• DOCUMENT SECTION
——————————
Chronological Thread 
  • From: Phil Miller <mille121 AT illinois.edu>
  • To: Marc F Paterno <paterno AT fnal.gov>
  • Cc: "charm AT cs.uiuc.edu" <charm AT cs.uiuc.edu>
  • Subject: Re: [charm] Controlling the compiler used to build charm++ (repost)
  • Date: Thu, 9 Feb 2017 16:20:26 -0600

Hi Marc,

(Yes, this is the correct list for this. Our apologies for not responding sooner)

What you describe doing sounds like it should work correctly. Could you send us the multicore-darwin-x86_64/tmp/config.log file? The top of that file should show the path and command lines used during compilation.

Phil

On Thu, Feb 9, 2017 at 4:10 PM, Marc F Paterno <paterno AT fnal.gov> wrote:
Hello,

[This is a repost of a query I sent on January 31. I have not received any replies yet. If this is off-topic for this list, I apologize, and would appreciate a suggestion of where I should redirect the query. Thanks!]

I am trying to use charm++ v6.7.1 on macOS Sierra, and trying to build it using a specific version of GCC.

The projects on which I am working require C++14, so I am using GCC 6.3.0 (for which C++14 is the default language standard). The environment which I establish has the correct version of GCC in the PATH, so that running 'g++' at the bash prompt find the right version of the compiler I also have DYLD_LIBRARY_PATH set to find the GCC libraries. I have SIP disabled on my machine, so that the setting of DYLD_LIBRARY_PATH is not lost in spawned subshells.
——————————
• PROVIDED MATERIAL
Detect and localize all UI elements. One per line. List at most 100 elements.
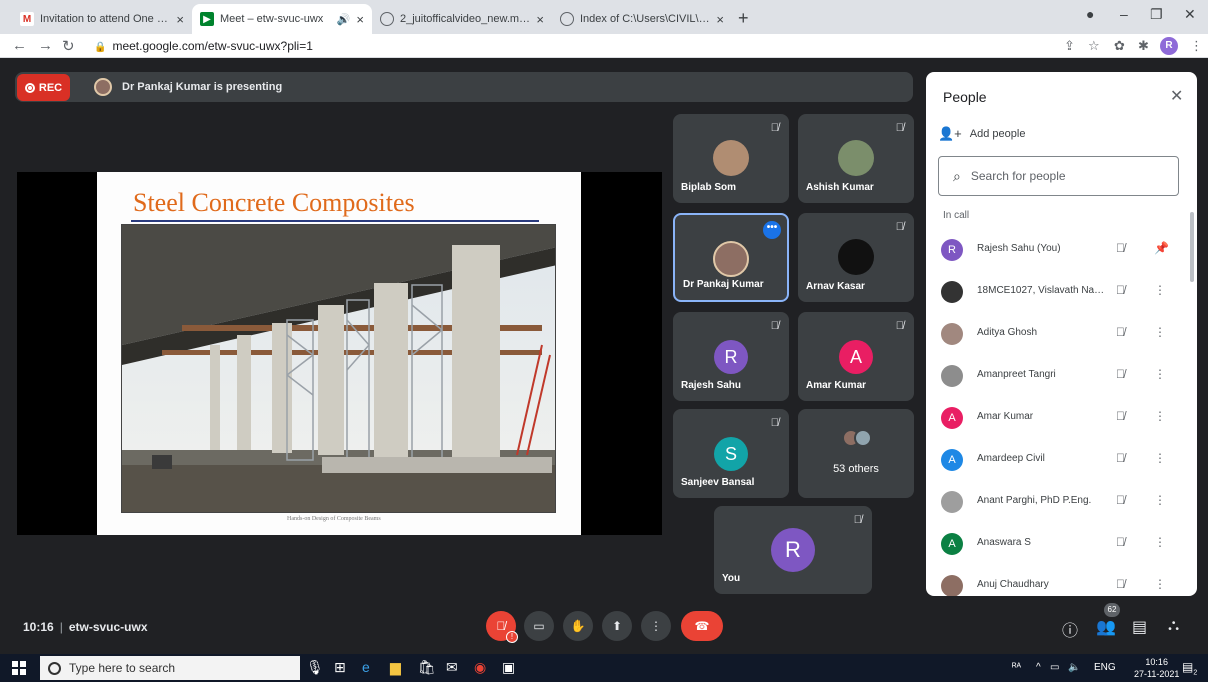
——————————
• WHAT YOU WILL DO
(1) Reproduce the stretch of the charm++ compiler email from "I am trying" through "in spawned subshells.".
(2) Pick up the charm++ compiler email after its final sentence and keep writing it.

• OUTPUTS
(1)
I am trying to use charm++ v6.7.1 on macOS Sierra, and trying to build it using a specific version of GCC.

The projects on which I am working require C++14, so I am using GCC 6.3.0 (for which C++14 is the default language standard). The environment which I establish has the correct version of GCC in the PATH, so that running 'g++' at the bash prompt find the right version of the compiler I also have DYLD_LIBRARY_PATH set to find the GCC libraries. I have SIP disabled on my machine, so that the setting of DYLD_LIBRARY_PATH is not lost in spawned subshells.

(2)
I understand how to make the Charm++ compiler driver charmc use the compiler I have specified, by using the -cc and -c++ flags in my Makefile. I can verify that the resulting executable was actually built using my version of GCC. For example, using 'otool -L', I can see that my executable depends on libstdc++.6.dylib from the right directory for my GCC version, and not upon libc++.1.dylib, which is what clang uses by default.

I have built charm++ using the command
$> ./build charm++ multicore-darwin-x86_64 --with-production -j8 \
   --build-shared gcc

When I look at the dynamic libraries in the directorycharm-6.7.1/multicore-darwin-x86_64-gcc/lib_so/, 'otool -L' tells me that they depend upon  /usr/lib/libc++.1.dylib, leading me to believe they were compiled not by the GCC I want to use, but by clang.

I believe this will eventually cause me trouble, because the C++ standard library with which charm++ itself was compiled is not binary compatible with the libraries I am building which GCC.

Can anyone point me to instructions on how to build charm++ using a GCC that I specify, on macOS Sierra?